Sift the listing for lines that hold the string "series" and pull them out.
----------
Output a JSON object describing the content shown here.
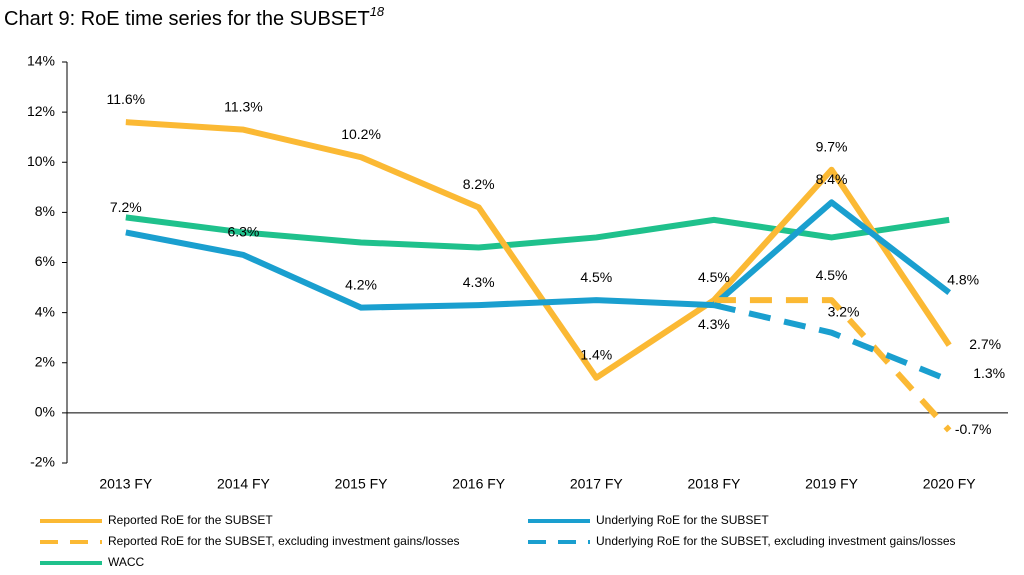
{
  "chart_data": {
    "type": "line",
    "title": "Chart 9: RoE time series for the SUBSET",
    "title_footnote": "18",
    "categories": [
      "2013 FY",
      "2014 FY",
      "2015 FY",
      "2016 FY",
      "2017 FY",
      "2018 FY",
      "2019 FY",
      "2020 FY"
    ],
    "ylim": [
      -2,
      14
    ],
    "yticks": [
      {
        "value": -2,
        "label": "-2%"
      },
      {
        "value": 0,
        "label": "0%"
      },
      {
        "value": 2,
        "label": "2%"
      },
      {
        "value": 4,
        "label": "4%"
      },
      {
        "value": 6,
        "label": "6%"
      },
      {
        "value": 8,
        "label": "8%"
      },
      {
        "value": 10,
        "label": "10%"
      },
      {
        "value": 12,
        "label": "12%"
      },
      {
        "value": 14,
        "label": "14%"
      }
    ],
    "grid": false,
    "legend": "bottom",
    "series": [
      {
        "name": "Reported RoE for the SUBSET",
        "color": "#fbb934",
        "dashed": false,
        "values": [
          11.6,
          11.3,
          10.2,
          8.2,
          1.4,
          4.5,
          9.7,
          2.7
        ],
        "value_labels": [
          "11.6%",
          "11.3%",
          "10.2%",
          "8.2%",
          "1.4%",
          "4.5%",
          "9.7%",
          "2.7%"
        ]
      },
      {
        "name": "Underlying RoE for the SUBSET",
        "color": "#1a9fcf",
        "dashed": false,
        "values": [
          7.2,
          6.3,
          4.2,
          4.3,
          4.5,
          4.3,
          8.4,
          4.8
        ],
        "value_labels": [
          "7.2%",
          "6.3%",
          "4.2%",
          "4.3%",
          "4.5%",
          "4.3%",
          "8.4%",
          "4.8%"
        ]
      },
      {
        "name": "Reported RoE for the SUBSET, excluding investment gains/losses",
        "color": "#fbb934",
        "dashed": true,
        "values": [
          null,
          null,
          null,
          null,
          null,
          4.5,
          4.5,
          -0.7
        ],
        "value_labels": [
          null,
          null,
          null,
          null,
          null,
          null,
          "4.5%",
          "-0.7%"
        ]
      },
      {
        "name": "Underlying RoE for the SUBSET, excluding investment gains/losses",
        "color": "#1a9fcf",
        "dashed": true,
        "values": [
          null,
          null,
          null,
          null,
          null,
          4.3,
          3.2,
          1.3
        ],
        "value_labels": [
          null,
          null,
          null,
          null,
          null,
          null,
          "3.2%",
          "1.3%"
        ]
      },
      {
        "name": "WACC",
        "color": "#1fc18c",
        "dashed": false,
        "values": [
          7.8,
          7.2,
          6.8,
          6.6,
          7.0,
          7.7,
          7.0,
          7.7
        ]
      }
    ]
  }
}
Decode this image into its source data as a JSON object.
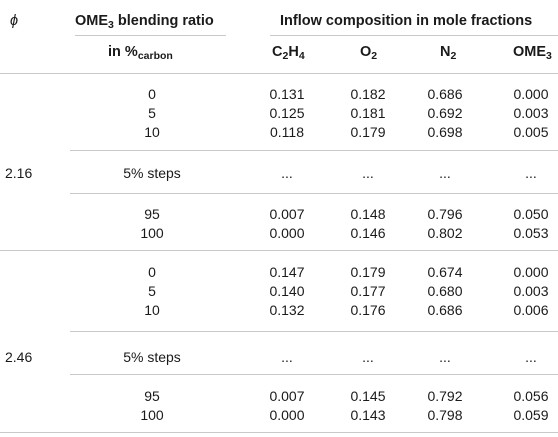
{
  "header": {
    "phi_symbol": "ϕ",
    "ratio_title": "OME",
    "ratio_title_sub": "3",
    "ratio_title_rest": " blending ratio",
    "ratio_unit_prefix": "in %",
    "ratio_unit_sub": "carbon",
    "inflow_title": "Inflow composition in mole fractions",
    "cols": [
      {
        "main": "C",
        "sub1": "2",
        "mid": "H",
        "sub2": "4"
      },
      {
        "main": "O",
        "sub1": "2"
      },
      {
        "main": "N",
        "sub1": "2"
      },
      {
        "main": "OME",
        "sub1": "3"
      }
    ]
  },
  "groups": [
    {
      "phi": "2.16",
      "rows_top": [
        {
          "ratio": "0",
          "c2h4": "0.131",
          "o2": "0.182",
          "n2": "0.686",
          "ome3": "0.000"
        },
        {
          "ratio": "5",
          "c2h4": "0.125",
          "o2": "0.181",
          "n2": "0.692",
          "ome3": "0.003"
        },
        {
          "ratio": "10",
          "c2h4": "0.118",
          "o2": "0.179",
          "n2": "0.698",
          "ome3": "0.005"
        }
      ],
      "steps": {
        "ratio": "5% steps",
        "c2h4": "...",
        "o2": "...",
        "n2": "...",
        "ome3": "..."
      },
      "rows_bottom": [
        {
          "ratio": "95",
          "c2h4": "0.007",
          "o2": "0.148",
          "n2": "0.796",
          "ome3": "0.050"
        },
        {
          "ratio": "100",
          "c2h4": "0.000",
          "o2": "0.146",
          "n2": "0.802",
          "ome3": "0.053"
        }
      ]
    },
    {
      "phi": "2.46",
      "rows_top": [
        {
          "ratio": "0",
          "c2h4": "0.147",
          "o2": "0.179",
          "n2": "0.674",
          "ome3": "0.000"
        },
        {
          "ratio": "5",
          "c2h4": "0.140",
          "o2": "0.177",
          "n2": "0.680",
          "ome3": "0.003"
        },
        {
          "ratio": "10",
          "c2h4": "0.132",
          "o2": "0.176",
          "n2": "0.686",
          "ome3": "0.006"
        }
      ],
      "steps": {
        "ratio": "5% steps",
        "c2h4": "...",
        "o2": "...",
        "n2": "...",
        "ome3": "..."
      },
      "rows_bottom": [
        {
          "ratio": "95",
          "c2h4": "0.007",
          "o2": "0.145",
          "n2": "0.792",
          "ome3": "0.056"
        },
        {
          "ratio": "100",
          "c2h4": "0.000",
          "o2": "0.143",
          "n2": "0.798",
          "ome3": "0.059"
        }
      ]
    }
  ]
}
----------
• **SOLUTION FOR THIS TASK**
    "title": "Chart 9: RoE time series for the SUBSET",
    "series": [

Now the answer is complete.